** Begin **
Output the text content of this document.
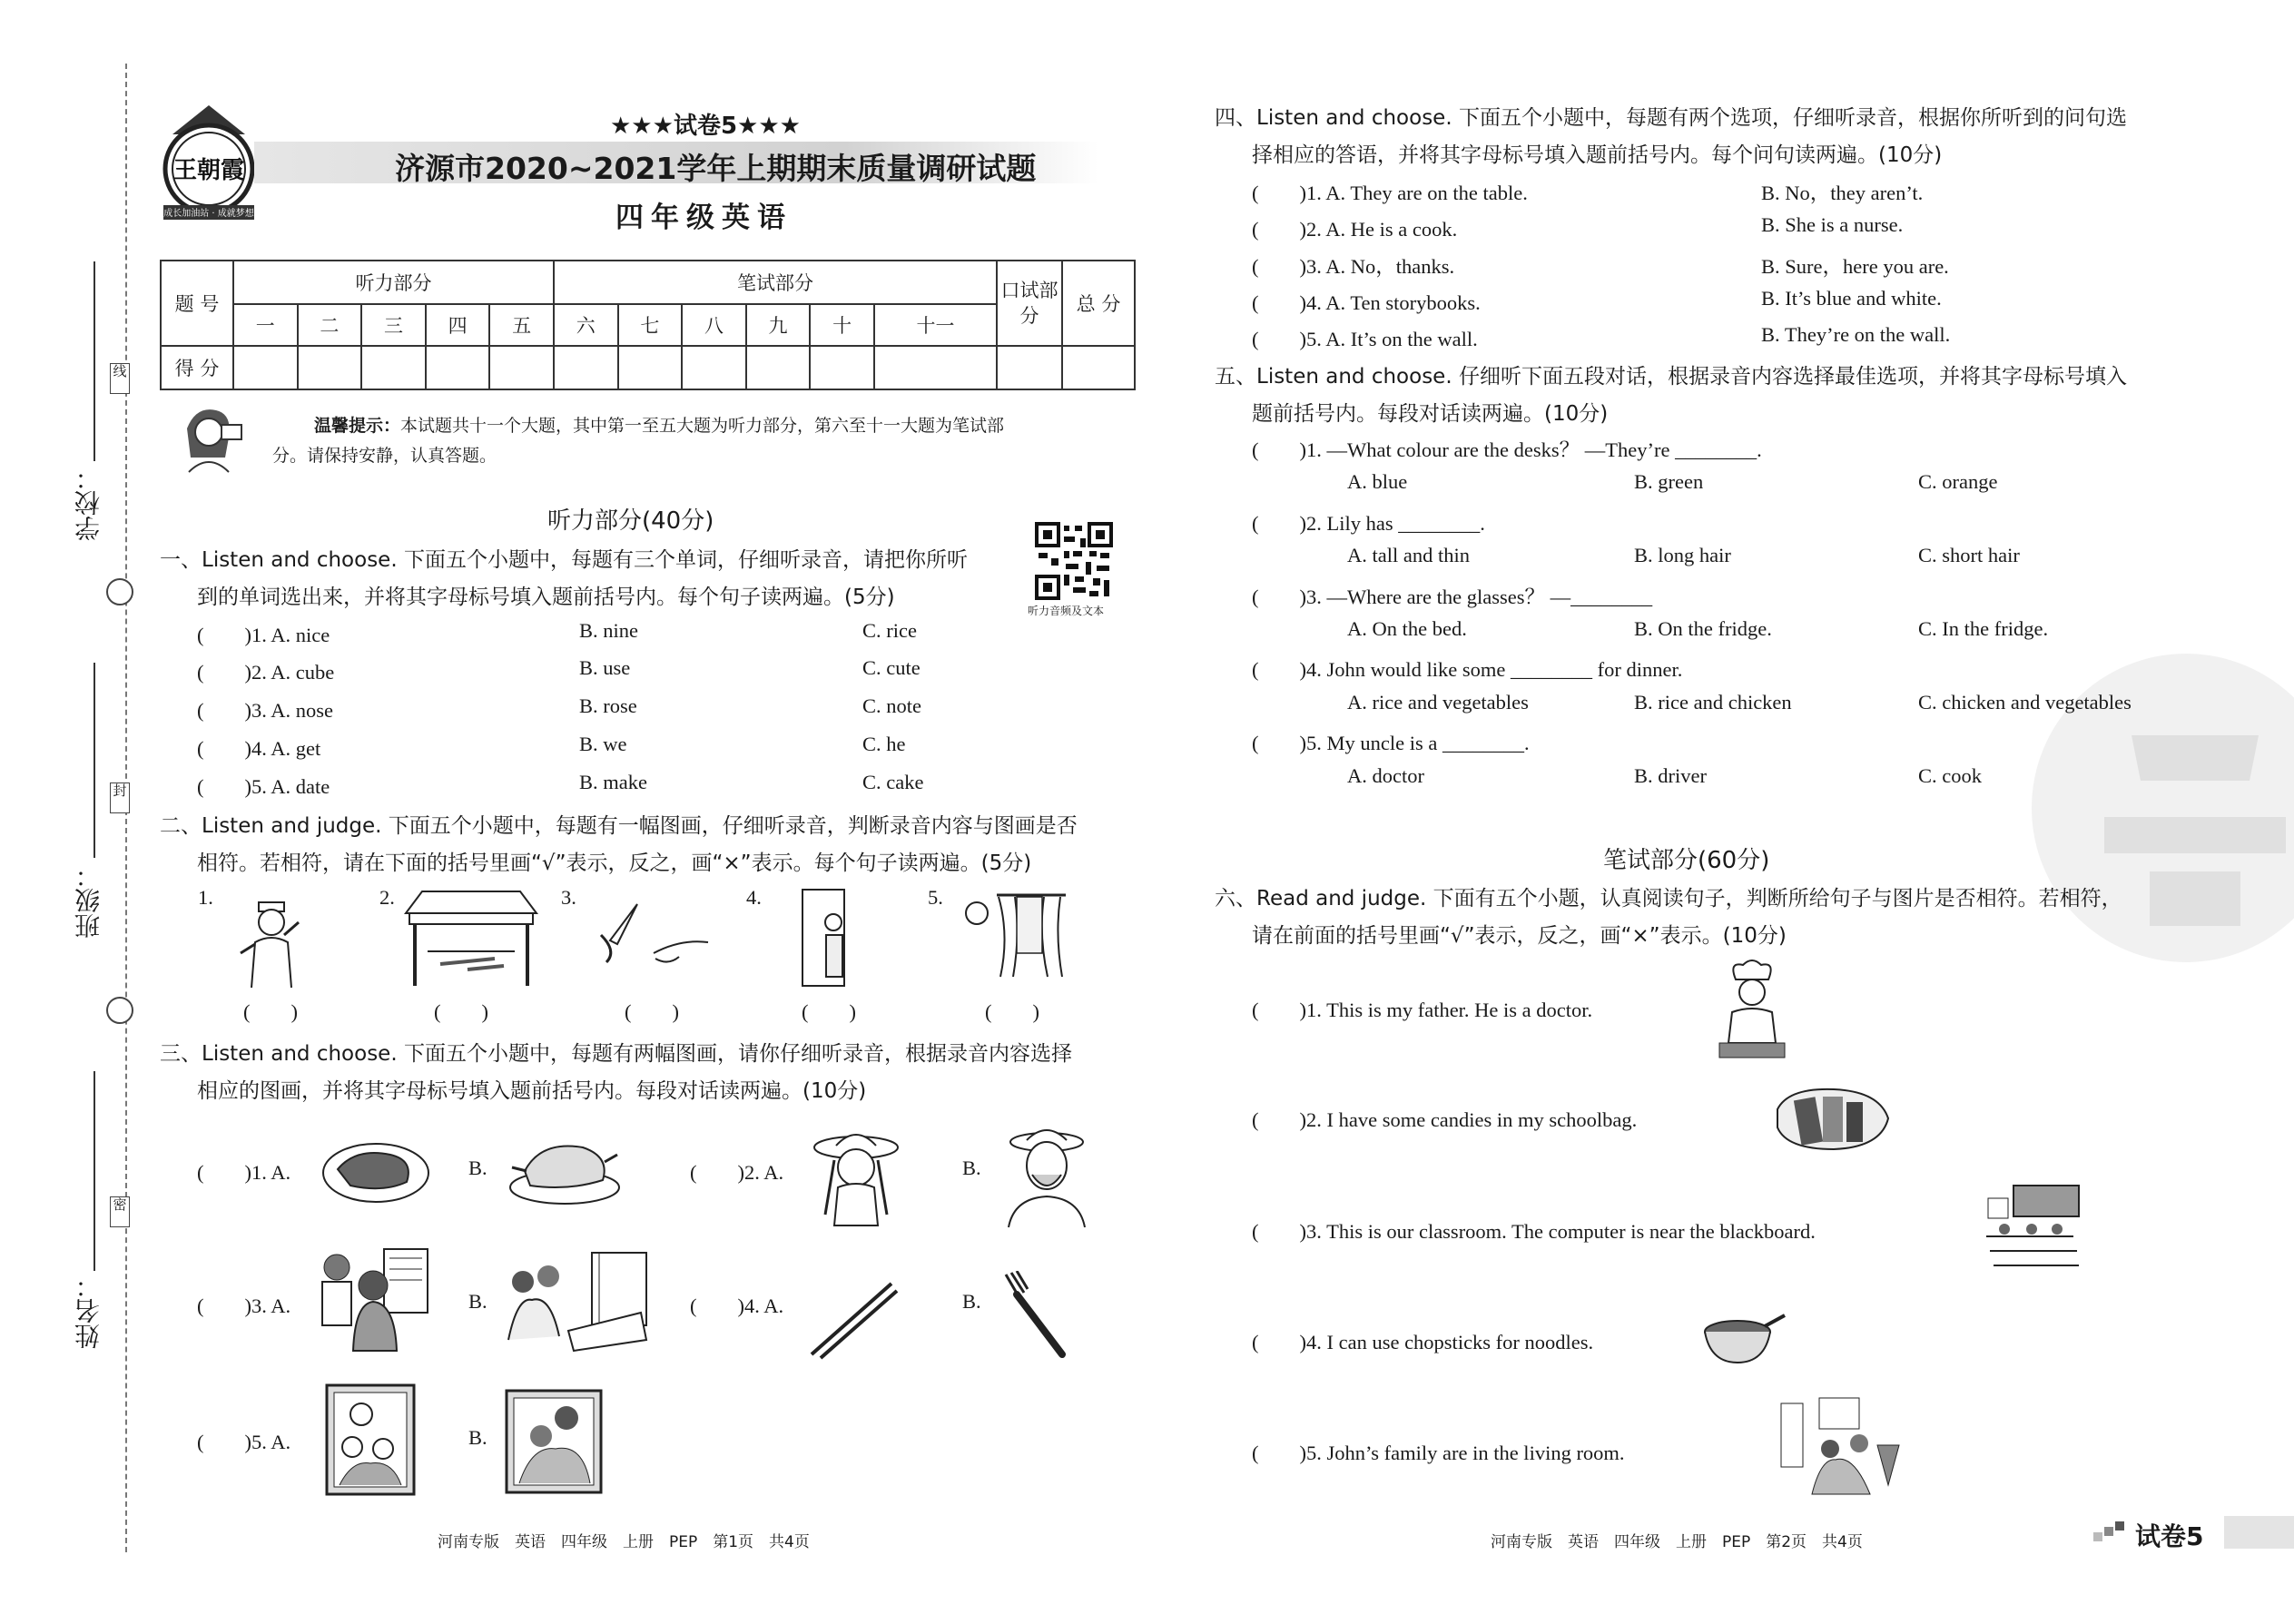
线
封
密
学校：
班级：
姓名：
王朝霞
成长加油站 · 成就梦想
★★★试卷5★★★
济源市2020~2021学年上期期末质量调研试题
四年级英语
题 号	听力部分					笔试部分						口试部分	总 分
	一	二	三	四	五	六	七	八	九	十	十一		
得 分													
温馨提示：本试题共十一个大题，其中第一至五大题为听力部分，第六至十一大题为笔试部
分。请保持安静，认真答题。
听力部分(40分)
听力音频及文本
一、Listen and choose. 下面五个小题中，每题有三个单词，仔细听录音，请把你所听
到的单词选出来，并将其字母标号填入题前括号内。每个句子读两遍。(5分)
(　　)1. A. nice	B. nine	C. rice
(　　)2. A. cube	B. use	C. cute
(　　)3. A. nose	B. rose	C. note
(　　)4. A. get	B. we	C. he
(　　)5. A. date	B. make	C. cake
二、Listen and judge. 下面五个小题中，每题有一幅图画，仔细听录音，判断录音内容与图画是否
相符。若相符，请在下面的括号里画“√”表示，反之，画“×”表示。每个句子读两遍。(5分)
1.	2.	3.	4.	5.
(　　)	(　　)	(　　)	(　　)	(　　)
三、Listen and choose. 下面五个小题中，每题有两幅图画，请你仔细听录音，根据录音内容选择
相应的图画，并将其字母标号填入题前括号内。每段对话读两遍。(10分)
(　　)1. A.	B.	(　　)2. A.	B.
(　　)3. A.	B.	(　　)4. A.	B.
(　　)5. A.	B.
河南专版　英语　四年级　上册　PEP　第1页　共4页
四、Listen and choose. 下面五个小题中，每题有两个选项，仔细听录音，根据你所听到的问句选
择相应的答语，并将其字母标号填入题前括号内。每个问句读两遍。(10分)
(　　)1. A. They are on the table.	B. No，they aren’t.
(　　)2. A. He is a cook.	B. She is a nurse.
(　　)3. A. No，thanks.	B. Sure，here you are.
(　　)4. A. Ten storybooks.	B. It’s blue and white.
(　　)5. A. It’s on the wall.	B. They’re on the wall.
五、Listen and choose. 仔细听下面五段对话，根据录音内容选择最佳选项，并将其字母标号填入
题前括号内。每段对话读两遍。(10分)
(　　)1. —What colour are the desks？ —They’re ________.
A. blue	B. green	C. orange
(　　)2. Lily has ________.
A. tall and thin	B. long hair	C. short hair
(　　)3. —Where are the glasses？ —________
A. On the bed.	B. On the fridge.	C. In the fridge.
(　　)4. John would like some ________ for dinner.
A. rice and vegetables	B. rice and chicken	C. chicken and vegetables
(　　)5. My uncle is a ________.
A. doctor	B. driver	C. cook
笔试部分(60分)
六、Read and judge. 下面有五个小题，认真阅读句子，判断所给句子与图片是否相符。若相符，
请在前面的括号里画“√”表示，反之，画“×”表示。(10分)
(　　)1. This is my father. He is a doctor.
(　　)2. I have some candies in my schoolbag.
(　　)3. This is our classroom. The computer is near the blackboard.
(　　)4. I can use chopsticks for noodles.
(　​　)5. John’s family are in the living room.
河南专版　英语　四年级　上册　PEP　第2页　共4页	试卷5
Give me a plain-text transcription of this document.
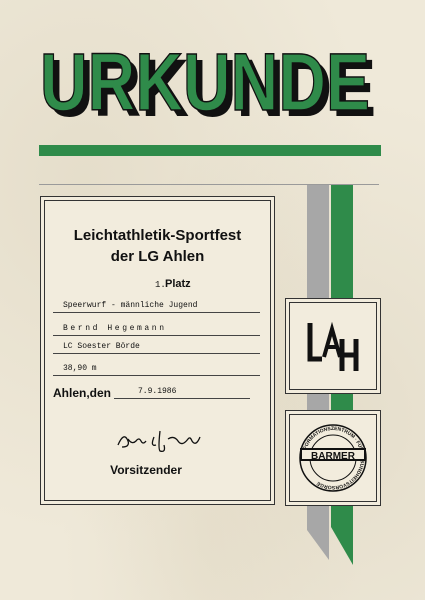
URKUNDE
URKUNDE
Leichtathletik-Sportfest
der LG Ahlen
1. Platz
Speerwurf - männliche Jugend
Bernd Hegemann
LC Soester Börde
38,90 m
Ahlen,den	7.9.1986
Vorsitzender
INFORMATIONSZENTRUM · FÜR GESUNDHEITSVORSORGE
BARMER
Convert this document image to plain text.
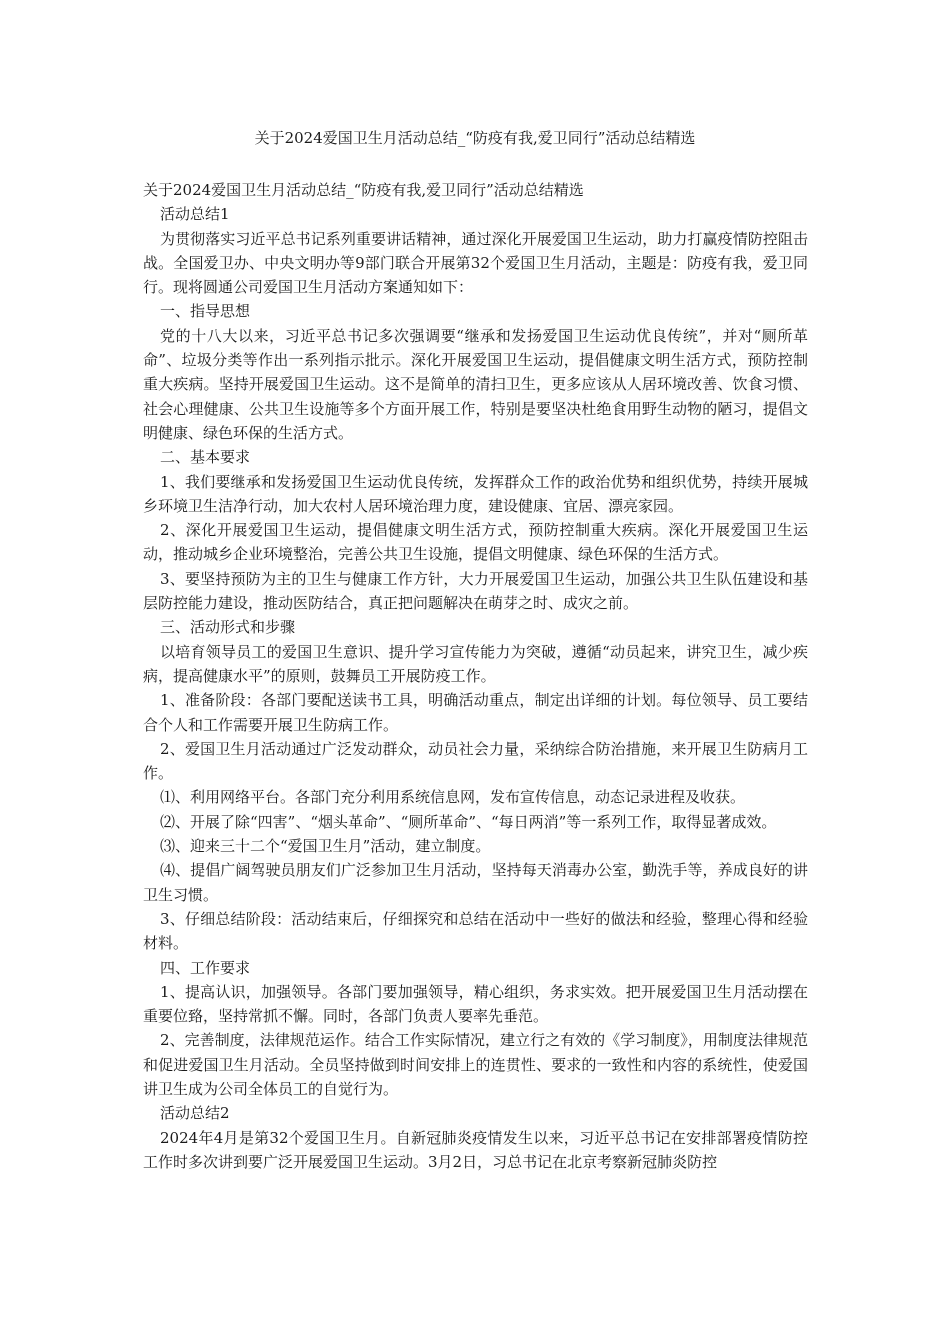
关于2024爱国卫生月活动总结_“防疫有我,爱卫同行”活动总结精选

关于2024爱国卫生月活动总结_“防疫有我,爱卫同行”活动总结精选

活动总结1

为贯彻落实习近平总书记系列重要讲话精神，通过深化开展爱国卫生运动，助力打赢疫情防控阻击战。全国爱卫办、中央文明办等9部门联合开展第32个爱国卫生月活动，主题是：防疫有我，爱卫同行。现将圆通公司爱国卫生月活动方案通知如下：

一、指导思想

党的十八大以来，习近平总书记多次强调要“继承和发扬爱国卫生运动优良传统”，并对“厕所革命”、垃圾分类等作出一系列指示批示。深化开展爱国卫生运动，提倡健康文明生活方式，预防控制重大疾病。坚持开展爱国卫生运动。这不是简单的清扫卫生，更多应该从人居环境改善、饮食习惯、社会心理健康、公共卫生设施等多个方面开展工作，特别是要坚决杜绝食用野生动物的陋习，提倡文明健康、绿色环保的生活方式。

二、基本要求

1、我们要继承和发扬爱国卫生运动优良传统，发挥群众工作的政治优势和组织优势，持续开展城乡环境卫生洁净行动，加大农村人居环境治理力度，建设健康、宜居、漂亮家园。

2、深化开展爱国卫生运动，提倡健康文明生活方式，预防控制重大疾病。深化开展爱国卫生运动，推动城乡企业环境整治，完善公共卫生设施，提倡文明健康、绿色环保的生活方式。

3、要坚持预防为主的卫生与健康工作方针，大力开展爱国卫生运动，加强公共卫生队伍建设和基层防控能力建设，推动医防结合，真正把问题解决在萌芽之时、成灾之前。

三、活动形式和步骤

以培育领导员工的爱国卫生意识、提升学习宣传能力为突破，遵循“动员起来，讲究卫生，减少疾病，提高健康水平”的原则，鼓舞员工开展防疫工作。

1、准备阶段：各部门要配送读书工具，明确活动重点，制定出详细的计划。每位领导、员工要结合个人和工作需要开展卫生防病工作。

2、爱国卫生月活动通过广泛发动群众，动员社会力量，采纳综合防治措施，来开展卫生防病月工作。

⑴、利用网络平台。各部门充分利用系统信息网，发布宣传信息，动态记录进程及收获。

⑵、开展了除“四害”、“烟头革命”、“厕所革命”、“每日两消”等一系列工作，取得显著成效。

⑶、迎来三十二个“爱国卫生月”活动，建立制度。

⑷、提倡广阔驾驶员朋友们广泛参加卫生月活动，坚持每天消毒办公室，勤洗手等，养成良好的讲卫生习惯。

3、仔细总结阶段：活动结束后，仔细探究和总结在活动中一些好的做法和经验，整理心得和经验材料。

四、工作要求

1、提高认识，加强领导。各部门要加强领导，精心组织，务求实效。把开展爱国卫生月活动摆在重要位臵，坚持常抓不懈。同时，各部门负责人要率先垂范。

2、完善制度，法律规范运作。结合工作实际情况，建立行之有效的《学习制度》，用制度法律规范和促进爱国卫生月活动。全员坚持做到时间安排上的连贯性、要求的一致性和内容的系统性，使爱国讲卫生成为公司全体员工的自觉行为。

活动总结2

2024年4月是第32个爱国卫生月。自新冠肺炎疫情发生以来，习近平总书记在安排部署疫情防控工作时多次讲到要广泛开展爱国卫生运动。3月2日，习总书记在北京考察新冠肺炎防控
** End **
WORK INSTRUCTIONS
Set down the lines of the records above exactly, apart from the pictures.

EXERCISE RESULT
Output the text content of this document.
线
封
密
学校：
班级：
姓名：
王朝霞
成长加油站 · 成就梦想
★★★试卷5★★★
济源市2020~2021学年上期期末质量调研试题
四年级英语
题 号	听力部分					笔试部分						口试部分	总 分
	一	二	三	四	五	六	七	八	九	十	十一		
得 分													
温馨提示：本试题共十一个大题，其中第一至五大题为听力部分，第六至十一大题为笔试部
分。请保持安静，认真答题。
听力部分(40分)
听力音频及文本
一、Listen and choose. 下面五个小题中，每题有三个单词，仔细听录音，请把你所听
到的单词选出来，并将其字母标号填入题前括号内。每个句子读两遍。(5分)
(　　)1. A. nice	B. nine	C. rice
(　　)2. A. cube	B. use	C. cute
(　　)3. A. nose	B. rose	C. note
(　　)4. A. get	B. we	C. he
(　　)5. A. date	B. make	C. cake
二、Listen and judge. 下面五个小题中，每题有一幅图画，仔细听录音，判断录音内容与图画是否
相符。若相符，请在下面的括号里画“√”表示，反之，画“×”表示。每个句子读两遍。(5分)
1.	2.	3.	4.	5.
(　　)	(　　)	(　　)	(　　)	(　　)
三、Listen and choose. 下面五个小题中，每题有两幅图画，请你仔细听录音，根据录音内容选择
相应的图画，并将其字母标号填入题前括号内。每段对话读两遍。(10分)
(　　)1. A.	B.	(　　)2. A.	B.
(　　)3. A.	B.	(　　)4. A.	B.
(　　)5. A.	B.
河南专版　英语　四年级　上册　PEP　第1页　共4页
四、Listen and choose. 下面五个小题中，每题有两个选项，仔细听录音，根据你所听到的问句选
择相应的答语，并将其字母标号填入题前括号内。每个问句读两遍。(10分)
(　　)1. A. They are on the table.	B. No，they aren’t.
(　　)2. A. He is a cook.	B. She is a nurse.
(　　)3. A. No，thanks.	B. Sure，here you are.
(　　)4. A. Ten storybooks.	B. It’s blue and white.
(　　)5. A. It’s on the wall.	B. They’re on the wall.
五、Listen and choose. 仔细听下面五段对话，根据录音内容选择最佳选项，并将其字母标号填入
题前括号内。每段对话读两遍。(10分)
(　　)1. —What colour are the desks？ —They’re ________.
A. blue	B. green	C. orange
(　　)2. Lily has ________.
A. tall and thin	B. long hair	C. short hair
(　　)3. —Where are the glasses？ —________
A. On the bed.	B. On the fridge.	C. In the fridge.
(　　)4. John would like some ________ for dinner.
A. rice and vegetables	B. rice and chicken	C. chicken and vegetables
(　　)5. My uncle is a ________.
A. doctor	B. driver	C. cook
笔试部分(60分)
六、Read and judge. 下面有五个小题，认真阅读句子，判断所给句子与图片是否相符。若相符，
请在前面的括号里画“√”表示，反之，画“×”表示。(10分)
(　　)1. This is my father. He is a doctor.
(　　)2. I have some candies in my schoolbag.
(　　)3. This is our classroom. The computer is near the blackboard.
(　　)4. I can use chopsticks for noodles.
(　​　)5. John’s family are in the living room.
河南专版　英语　四年级　上册　PEP　第2页　共4页	试卷5
Give me a plain-text transcription of this document.
URKUNDE
URKUNDE
Leichtathletik-Sportfest
der LG Ahlen
1. Platz
Speerwurf - männliche Jugend
Bernd Hegemann
LC Soester Börde
38,90 m
Ahlen,den	7.9.1986
Vorsitzender
INFORMATIONSZENTRUM · FÜR GESUNDHEITSVORSORGE
BARMER
Convert this document image to plain text.
关于2024爱国卫生月活动总结_“防疫有我,爱卫同行”活动总结精选

关于2024爱国卫生月活动总结_“防疫有我,爱卫同行”活动总结精选

活动总结1

为贯彻落实习近平总书记系列重要讲话精神，通过深化开展爱国卫生运动，助力打赢疫情防控阻击战。全国爱卫办、中央文明办等9部门联合开展第32个爱国卫生月活动，主题是：防疫有我，爱卫同行。现将圆通公司爱国卫生月活动方案通知如下：

一、指导思想

党的十八大以来，习近平总书记多次强调要“继承和发扬爱国卫生运动优良传统”，并对“厕所革命”、垃圾分类等作出一系列指示批示。深化开展爱国卫生运动，提倡健康文明生活方式，预防控制重大疾病。坚持开展爱国卫生运动。这不是简单的清扫卫生，更多应该从人居环境改善、饮食习惯、社会心理健康、公共卫生设施等多个方面开展工作，特别是要坚决杜绝食用野生动物的陋习，提倡文明健康、绿色环保的生活方式。

二、基本要求

1、我们要继承和发扬爱国卫生运动优良传统，发挥群众工作的政治优势和组织优势，持续开展城乡环境卫生洁净行动，加大农村人居环境治理力度，建设健康、宜居、漂亮家园。

2、深化开展爱国卫生运动，提倡健康文明生活方式，预防控制重大疾病。深化开展爱国卫生运动，推动城乡企业环境整治，完善公共卫生设施，提倡文明健康、绿色环保的生活方式。

3、要坚持预防为主的卫生与健康工作方针，大力开展爱国卫生运动，加强公共卫生队伍建设和基层防控能力建设，推动医防结合，真正把问题解决在萌芽之时、成灾之前。

三、活动形式和步骤

以培育领导员工的爱国卫生意识、提升学习宣传能力为突破，遵循“动员起来，讲究卫生，减少疾病，提高健康水平”的原则，鼓舞员工开展防疫工作。

1、准备阶段：各部门要配送读书工具，明确活动重点，制定出详细的计划。每位领导、员工要结合个人和工作需要开展卫生防病工作。

2、爱国卫生月活动通过广泛发动群众，动员社会力量，采纳综合防治措施，来开展卫生防病月工作。

⑴、利用网络平台。各部门充分利用系统信息网，发布宣传信息，动态记录进程及收获。

⑵、开展了除“四害”、“烟头革命”、“厕所革命”、“每日两消”等一系列工作，取得显著成效。

⑶、迎来三十二个“爱国卫生月”活动，建立制度。

⑷、提倡广阔驾驶员朋友们广泛参加卫生月活动，坚持每天消毒办公室，勤洗手等，养成良好的讲卫生习惯。

3、仔细总结阶段：活动结束后，仔细探究和总结在活动中一些好的做法和经验，整理心得和经验材料。

四、工作要求

1、提高认识，加强领导。各部门要加强领导，精心组织，务求实效。把开展爱国卫生月活动摆在重要位臵，坚持常抓不懈。同时，各部门负责人要率先垂范。

2、完善制度，法律规范运作。结合工作实际情况，建立行之有效的《学习制度》，用制度法律规范和促进爱国卫生月活动。全员坚持做到时间安排上的连贯性、要求的一致性和内容的系统性，使爱国讲卫生成为公司全体员工的自觉行为。

活动总结2

2024年4月是第32个爱国卫生月。自新冠肺炎疫情发生以来，习近平总书记在安排部署疫情防控工作时多次讲到要广泛开展爱国卫生运动。3月2日，习总书记在北京考察新冠肺炎防控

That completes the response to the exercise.